HOW TO COMPLETE THIS TASK: Summarize the abstract on recurrent selection in the Iowa Stiff Stalk Synthetic maize population in two sentences.

SELECTED EXCERPT:
=== Section Start ===
Phenotypic Responses to 75 Years of Recurrent Selection for Yield in the Iowa State Stiff Stalk Synthetic Maize Population.

Modern era hybrid maize yield increases and perhaps changing maize yield paradigms could be facilitated by understanding the physiological and genetic bases for phenotypic changes in response to recurrent selection for yield. Phenotypic changes in hybrids across decades include upright leaves, fewer tassel branches, and reduced silking-anthesis interval. These changes have also been observed in the Iowa Stiff Stalk Synthetic, but have not been studied as indirect responses to recurrent selection. Nor has it been determined which of these traits may result from changes in functionally related genes. This experiment’s objective was to identify and quantify indirect selection responses for several morphological phenotypes and their interactions with plant density in the Iowa Stiff Stalk synthetic population. Material from an unselected base population, Iowa State Stiff Stalk Synthetic (BSSS), was compared to the most advanced cycles of selection from three different recurrent selection programs initiated from the same base population. Selection was based on an index of root lodging, stalk lodging, grain moisture, and grain yield, with primary emphasis on grain yield. The advanced cycles (17 selection cycles) and the base population were compared at four densities: 40,000, 60,000, 80,000, and 100,000 plants/ha. Phenotypes measured included leaf angle, leaf length, leaf width, tassel branch number, plant height, leaf heights, total number of leaves, and silk delay. Treatments were replicated twice at each location and were arranged as a split plot design with density as the whole plot and pedigree as the sub plot. Population density significantly affected plant height and total number of leaves. Leaf angle, plant height, leaf length, tassel branch number, total number of leaves, and silk delay changed significantly from the base population to advanced cycles. These results demonstrate that selection for high yield led to significant changes in several key phenotypic responses of the plant.
=== Section End ===
DATA TO EXAMINE:
=== Section Start ===
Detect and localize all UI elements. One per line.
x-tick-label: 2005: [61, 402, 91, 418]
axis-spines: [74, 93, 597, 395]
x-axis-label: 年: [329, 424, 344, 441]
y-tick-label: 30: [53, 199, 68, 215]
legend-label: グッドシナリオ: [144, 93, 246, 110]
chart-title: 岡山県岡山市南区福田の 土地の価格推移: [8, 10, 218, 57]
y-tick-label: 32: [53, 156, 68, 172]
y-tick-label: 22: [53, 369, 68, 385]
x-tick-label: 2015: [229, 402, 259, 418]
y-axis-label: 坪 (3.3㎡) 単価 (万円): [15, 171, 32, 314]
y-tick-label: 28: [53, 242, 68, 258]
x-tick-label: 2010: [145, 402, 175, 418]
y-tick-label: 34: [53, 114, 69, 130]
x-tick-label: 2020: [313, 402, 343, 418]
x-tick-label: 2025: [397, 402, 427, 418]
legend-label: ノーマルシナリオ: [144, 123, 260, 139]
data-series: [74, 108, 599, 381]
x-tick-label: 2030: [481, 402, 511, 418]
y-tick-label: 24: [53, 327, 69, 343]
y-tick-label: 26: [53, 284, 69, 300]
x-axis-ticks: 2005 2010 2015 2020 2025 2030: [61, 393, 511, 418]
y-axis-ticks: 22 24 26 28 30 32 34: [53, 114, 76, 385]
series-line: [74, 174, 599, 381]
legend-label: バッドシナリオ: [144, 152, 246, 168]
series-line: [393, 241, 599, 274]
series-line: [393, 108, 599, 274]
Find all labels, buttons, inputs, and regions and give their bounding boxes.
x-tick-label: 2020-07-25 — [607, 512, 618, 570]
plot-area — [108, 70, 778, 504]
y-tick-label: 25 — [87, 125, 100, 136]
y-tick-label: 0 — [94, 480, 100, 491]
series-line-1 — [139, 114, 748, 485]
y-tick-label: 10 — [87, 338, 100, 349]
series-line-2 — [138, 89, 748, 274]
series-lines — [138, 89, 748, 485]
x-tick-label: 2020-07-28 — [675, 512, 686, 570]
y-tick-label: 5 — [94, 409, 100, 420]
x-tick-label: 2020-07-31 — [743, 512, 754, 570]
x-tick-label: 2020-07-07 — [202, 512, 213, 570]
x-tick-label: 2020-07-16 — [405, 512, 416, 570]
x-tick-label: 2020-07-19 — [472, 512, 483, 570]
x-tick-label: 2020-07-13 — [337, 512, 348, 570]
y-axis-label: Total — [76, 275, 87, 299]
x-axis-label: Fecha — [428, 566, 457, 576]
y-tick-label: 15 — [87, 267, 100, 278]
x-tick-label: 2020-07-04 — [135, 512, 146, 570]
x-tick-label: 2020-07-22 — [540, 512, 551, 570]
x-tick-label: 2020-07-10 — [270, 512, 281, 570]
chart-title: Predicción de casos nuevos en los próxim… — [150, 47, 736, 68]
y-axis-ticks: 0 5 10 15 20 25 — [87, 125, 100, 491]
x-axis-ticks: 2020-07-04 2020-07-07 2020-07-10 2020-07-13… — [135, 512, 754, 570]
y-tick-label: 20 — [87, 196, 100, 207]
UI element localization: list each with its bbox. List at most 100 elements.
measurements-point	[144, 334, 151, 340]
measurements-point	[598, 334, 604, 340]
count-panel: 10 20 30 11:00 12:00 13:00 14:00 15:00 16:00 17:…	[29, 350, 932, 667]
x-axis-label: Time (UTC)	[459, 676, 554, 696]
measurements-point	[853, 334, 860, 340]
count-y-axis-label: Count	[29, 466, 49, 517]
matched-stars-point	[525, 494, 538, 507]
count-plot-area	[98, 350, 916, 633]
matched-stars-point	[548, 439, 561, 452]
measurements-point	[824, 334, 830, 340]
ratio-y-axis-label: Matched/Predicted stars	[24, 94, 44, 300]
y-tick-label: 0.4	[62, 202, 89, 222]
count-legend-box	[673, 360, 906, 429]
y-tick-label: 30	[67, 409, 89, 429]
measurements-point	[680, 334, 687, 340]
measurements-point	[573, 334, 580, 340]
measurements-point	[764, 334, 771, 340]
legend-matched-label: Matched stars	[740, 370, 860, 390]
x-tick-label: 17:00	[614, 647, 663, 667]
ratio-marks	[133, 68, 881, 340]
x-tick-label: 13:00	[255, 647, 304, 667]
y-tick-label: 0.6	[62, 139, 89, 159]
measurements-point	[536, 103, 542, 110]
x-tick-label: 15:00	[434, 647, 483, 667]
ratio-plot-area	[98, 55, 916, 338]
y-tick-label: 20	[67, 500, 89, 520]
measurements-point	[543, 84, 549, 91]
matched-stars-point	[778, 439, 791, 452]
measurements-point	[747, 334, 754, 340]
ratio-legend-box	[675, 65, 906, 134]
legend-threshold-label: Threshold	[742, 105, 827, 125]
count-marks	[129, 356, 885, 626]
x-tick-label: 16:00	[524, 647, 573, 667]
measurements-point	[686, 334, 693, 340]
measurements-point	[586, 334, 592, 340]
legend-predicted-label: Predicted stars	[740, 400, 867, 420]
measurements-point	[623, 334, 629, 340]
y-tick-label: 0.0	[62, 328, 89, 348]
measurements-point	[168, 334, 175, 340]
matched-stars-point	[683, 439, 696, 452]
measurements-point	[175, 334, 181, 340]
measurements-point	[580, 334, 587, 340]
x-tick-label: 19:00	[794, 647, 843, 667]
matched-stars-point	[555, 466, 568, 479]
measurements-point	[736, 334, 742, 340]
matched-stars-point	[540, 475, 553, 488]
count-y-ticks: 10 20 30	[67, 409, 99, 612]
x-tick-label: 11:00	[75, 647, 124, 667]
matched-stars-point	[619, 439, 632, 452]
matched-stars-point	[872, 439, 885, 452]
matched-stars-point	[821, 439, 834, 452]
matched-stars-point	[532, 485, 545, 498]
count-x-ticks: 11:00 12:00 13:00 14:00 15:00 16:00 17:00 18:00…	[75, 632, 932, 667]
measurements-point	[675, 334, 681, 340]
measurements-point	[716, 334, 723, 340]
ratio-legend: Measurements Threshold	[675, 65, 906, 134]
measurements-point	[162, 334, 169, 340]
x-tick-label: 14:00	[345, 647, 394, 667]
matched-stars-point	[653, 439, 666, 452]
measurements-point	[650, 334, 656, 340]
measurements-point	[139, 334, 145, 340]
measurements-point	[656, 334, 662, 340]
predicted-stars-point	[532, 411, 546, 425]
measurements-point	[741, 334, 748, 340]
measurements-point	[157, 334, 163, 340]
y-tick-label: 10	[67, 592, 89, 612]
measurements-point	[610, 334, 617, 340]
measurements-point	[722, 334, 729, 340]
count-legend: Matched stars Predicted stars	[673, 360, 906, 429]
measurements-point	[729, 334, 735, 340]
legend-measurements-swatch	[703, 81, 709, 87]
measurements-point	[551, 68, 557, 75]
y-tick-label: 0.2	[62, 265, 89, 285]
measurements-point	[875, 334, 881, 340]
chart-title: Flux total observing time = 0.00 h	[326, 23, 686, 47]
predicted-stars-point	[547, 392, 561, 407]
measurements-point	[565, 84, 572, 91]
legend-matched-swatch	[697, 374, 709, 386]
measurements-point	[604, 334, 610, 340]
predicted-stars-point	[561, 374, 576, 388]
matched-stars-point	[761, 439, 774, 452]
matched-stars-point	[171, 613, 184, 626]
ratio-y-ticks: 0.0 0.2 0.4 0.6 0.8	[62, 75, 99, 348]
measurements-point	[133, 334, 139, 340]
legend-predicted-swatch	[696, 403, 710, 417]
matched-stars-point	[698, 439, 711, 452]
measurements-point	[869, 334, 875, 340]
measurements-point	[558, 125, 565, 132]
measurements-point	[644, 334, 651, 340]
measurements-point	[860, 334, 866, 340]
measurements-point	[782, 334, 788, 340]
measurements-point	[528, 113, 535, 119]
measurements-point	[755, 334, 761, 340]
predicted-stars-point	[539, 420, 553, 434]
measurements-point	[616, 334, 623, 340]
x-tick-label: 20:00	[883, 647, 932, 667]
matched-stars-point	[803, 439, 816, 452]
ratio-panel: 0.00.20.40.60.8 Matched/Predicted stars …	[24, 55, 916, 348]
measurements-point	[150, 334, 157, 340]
=== Section End ===
ANSWER SPACE: The experiment compared the unselected Iowa State Stiff Stalk Synthetic base population with the most advanced cycles of three recurrent selection programs, selected mainly for grain yield, at four plant densities. Density significantly affected plant height and total number of leaves, while selection significantly changed leaf angle, plant height, leaf length, tassel branch number, total number of leaves, and silk delay.